§ Questions on the material
1 > In the blog summary on new parents' sexual expectations, write out word for word the part that opens with the words containing "- Higher sexual" and closes with "does this mean?".
2 > Extend the blog summary on new parents' sexual expectations, picking up right after its final line.

By Brianna MacDonald
This blog is a summary of our published article: Rosen, N. O., Vannier, S. A., Johnson, M. D., McCarthy, L., & Impett, E. A. (2022). Unmet and exceeded expectations for sexual concerns across the transition to parenthood. The Journal of Sex Research, 1-12. https://doi.org/10.1080/00224499.2022.2126814
Welcoming a new baby can be an exciting and stressful time for first-time parents and this transition is filled with many changes to daily routines. Not surprisingly, declines in relationship and sexual well-being are common among couples, due to the new challenges of caring for a newborn, but these declines may put new parents at a greater risk for poorer mental health and relationship problems. [1,2] As such, it is important to identify factors that will promote relationship and sexual well-being during the transition to parenthood. One important factor to consider is the expectation each partner might have about their sexual relationship. Since people tend to use their expectations to evaluate the quality of a relationship, unmet or exceeded needs can impact a couples’ relationship. When expectations are not met it can lead to relationship dissatisfaction, and when their expectations are exceeded it can lead to relationship satisfaction. [3] For new parents navigating the transition to parenthood, exceeding expectations may lead to better sexual and relationship outcomes, but if expectations are unmet, it may lead to worse sexual and relationship outcomes.
Photo by Anna Shvets on Pexels
Photo by Gustavo Fring on Pexels
What did we do?
We asked 200 first-time parents (inclusive of mixed- and same-sex couples) to fill out a questionnaire about their sexual expectations, sexual and relationship satisfaction, relationship conflict, and sexual distress at seven different time points: the second trimester, third trimester and 2 weeks postpartum, then 3-, 6-, 9-, and 12- months postpartum.What did we find?
When mothers’ expectations were exceeded:
- There were better sexual and relationship outcomes during the post-partum period for mothers, such as higher relationship satisfaction and less sexual distress and relationship conflict.
- Partners had higher sexual satisfaction, sexual distress, and relationship conflict.
When partners’ expectations were exceeded:
- While less consistently linked it could predict less sexual distress for mothers at 3-months postpartum
When mothers’ expectations were unmet:
- There were lower levels of sexual and relationship satisfaction for mothers during the post-partum period.
When partners’ expectations were unmet:
- There was less sexual satisfaction for mothers and partners.
- Higher sexual distress and relationship conflict for partners.
Furthermore,
- There was little change reported in sexual and relational well-being from the 3-month postpartum period to the 12-month postpartum period.
What does this mean?

§ Excerpted records

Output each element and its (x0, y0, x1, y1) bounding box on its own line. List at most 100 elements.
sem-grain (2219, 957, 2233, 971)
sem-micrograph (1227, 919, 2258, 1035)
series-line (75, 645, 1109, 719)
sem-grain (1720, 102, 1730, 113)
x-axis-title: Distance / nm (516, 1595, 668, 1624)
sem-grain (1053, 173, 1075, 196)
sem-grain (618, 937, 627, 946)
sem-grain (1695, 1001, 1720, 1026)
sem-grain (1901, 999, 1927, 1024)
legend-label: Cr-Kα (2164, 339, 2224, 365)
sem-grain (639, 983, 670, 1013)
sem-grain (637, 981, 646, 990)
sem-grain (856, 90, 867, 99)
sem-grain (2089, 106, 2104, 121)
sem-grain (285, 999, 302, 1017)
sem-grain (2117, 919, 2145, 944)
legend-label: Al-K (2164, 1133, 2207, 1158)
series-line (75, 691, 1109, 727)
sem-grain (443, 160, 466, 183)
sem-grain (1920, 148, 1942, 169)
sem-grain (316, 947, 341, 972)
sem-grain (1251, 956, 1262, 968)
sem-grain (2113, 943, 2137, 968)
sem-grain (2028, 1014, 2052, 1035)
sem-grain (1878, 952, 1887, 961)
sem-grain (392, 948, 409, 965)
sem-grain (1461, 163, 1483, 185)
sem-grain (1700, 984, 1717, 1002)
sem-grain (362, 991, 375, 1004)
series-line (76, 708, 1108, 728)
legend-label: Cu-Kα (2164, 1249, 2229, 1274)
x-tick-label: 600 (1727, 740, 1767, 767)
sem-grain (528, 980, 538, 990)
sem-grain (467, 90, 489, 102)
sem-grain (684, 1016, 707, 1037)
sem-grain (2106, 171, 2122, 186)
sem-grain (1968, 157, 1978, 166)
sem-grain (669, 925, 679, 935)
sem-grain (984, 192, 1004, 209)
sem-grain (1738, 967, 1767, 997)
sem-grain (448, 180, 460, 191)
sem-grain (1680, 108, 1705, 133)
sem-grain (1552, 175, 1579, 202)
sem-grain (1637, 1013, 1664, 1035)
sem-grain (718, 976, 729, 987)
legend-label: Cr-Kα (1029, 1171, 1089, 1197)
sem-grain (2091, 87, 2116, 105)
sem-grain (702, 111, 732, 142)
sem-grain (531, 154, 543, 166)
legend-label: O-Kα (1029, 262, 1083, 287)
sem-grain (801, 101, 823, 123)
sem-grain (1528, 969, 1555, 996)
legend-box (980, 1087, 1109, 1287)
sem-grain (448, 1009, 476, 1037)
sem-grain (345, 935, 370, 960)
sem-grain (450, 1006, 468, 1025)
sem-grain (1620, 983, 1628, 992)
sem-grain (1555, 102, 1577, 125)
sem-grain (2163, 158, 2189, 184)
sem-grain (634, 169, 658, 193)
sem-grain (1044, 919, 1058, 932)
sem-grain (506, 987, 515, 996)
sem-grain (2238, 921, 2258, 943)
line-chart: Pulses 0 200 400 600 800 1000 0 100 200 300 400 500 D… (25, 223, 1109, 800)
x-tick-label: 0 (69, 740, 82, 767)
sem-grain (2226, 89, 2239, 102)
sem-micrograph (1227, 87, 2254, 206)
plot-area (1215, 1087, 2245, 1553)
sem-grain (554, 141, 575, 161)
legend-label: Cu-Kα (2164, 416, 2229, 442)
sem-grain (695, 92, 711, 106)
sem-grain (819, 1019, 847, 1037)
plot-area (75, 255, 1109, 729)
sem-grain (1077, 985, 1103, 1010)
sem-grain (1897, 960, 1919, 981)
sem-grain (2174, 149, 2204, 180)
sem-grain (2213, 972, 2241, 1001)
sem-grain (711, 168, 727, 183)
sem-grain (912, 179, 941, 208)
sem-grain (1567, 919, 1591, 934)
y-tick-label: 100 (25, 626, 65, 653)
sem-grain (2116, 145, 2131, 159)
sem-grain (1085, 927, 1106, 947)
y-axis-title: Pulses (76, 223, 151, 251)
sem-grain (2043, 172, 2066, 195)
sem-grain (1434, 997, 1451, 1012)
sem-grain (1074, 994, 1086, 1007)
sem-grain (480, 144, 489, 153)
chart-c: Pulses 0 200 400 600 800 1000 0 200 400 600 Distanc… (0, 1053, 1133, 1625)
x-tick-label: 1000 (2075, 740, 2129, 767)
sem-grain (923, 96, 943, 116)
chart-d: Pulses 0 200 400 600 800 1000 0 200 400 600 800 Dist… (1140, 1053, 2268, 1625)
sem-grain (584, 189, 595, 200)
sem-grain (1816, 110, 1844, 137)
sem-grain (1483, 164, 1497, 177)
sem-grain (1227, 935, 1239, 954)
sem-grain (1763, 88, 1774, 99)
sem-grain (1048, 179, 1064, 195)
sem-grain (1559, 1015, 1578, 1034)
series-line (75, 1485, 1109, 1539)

§ Per-task outputs
1 >
- Higher sexual distress and relationship conflict for partners.
Furthermore,
- There was little change reported in sexual and relational well-being from the 3-month postpartum period to the 12-month postpartum period.
What does this mean?

2 >
These findings suggest that unmet and exceeded sexual expectations may be associated with mothers and partner’s relational and sexual well-being during the postpartum period. When new parents’ expectations are exceeded, especially for mothers, it was associated with greater sexual satisfaction for both themselves and their partners. On the other hand, unmet expectations, especially for partners, were associated with less sexual and relational well-being and greater conflict. This suggests that when expectations are exceeded or unmet, the effect it may have on the relationship may differ depending on whose expectations are exceeded or unmet. Thus, there could be benefits in educating mothers and partners to develop and maintain realistic expectations of their sexual relationship postpartum. Little change between 3-months postpartum and 12-months postpartum for sexual and relational well-being suggests that early intervention may be more useful at preventing relational and sexual distress for new parents.
Moving forward, clinicians may consider offering psychoeducation regarding realistic expectations for new parents regarding their sexual relationship in the transition to parenthood. Further, clear communication with a partner about one’s sexual expectations may further to support couples’ relationship and sexual well-being postpartum.
Photo by EKATERINA BOLOVTSOVA on Pexels
References
[1] Figueiredo, B., Field, T., Diego, M., Hernandez-Reif, M., Deeds, O., & Ascencio, A. (2008). Partner relationships during the transition to parenthood. Journal of Reproductive and Infant Psychology, 26(2), 99–107. https://doi.org/10.1080/02646830701873057
[2] Goldberg, J. S., & Carlson, M. J. (2014). Parents’ relationship quality and children’s behavior in stable married and cohabiting families. Journal of Marriage and Family, 76(4), 762–777. https://doi.org/10.1111/jomf.12120
[3] Arriaga, X.B (2013). An interdependence theory analysis of close relationships. In J.A Simpsons & L. Campbell (Eds.), The Oxford Handbook of Close Relationships ( 39-65). Oxford Univeristy Press.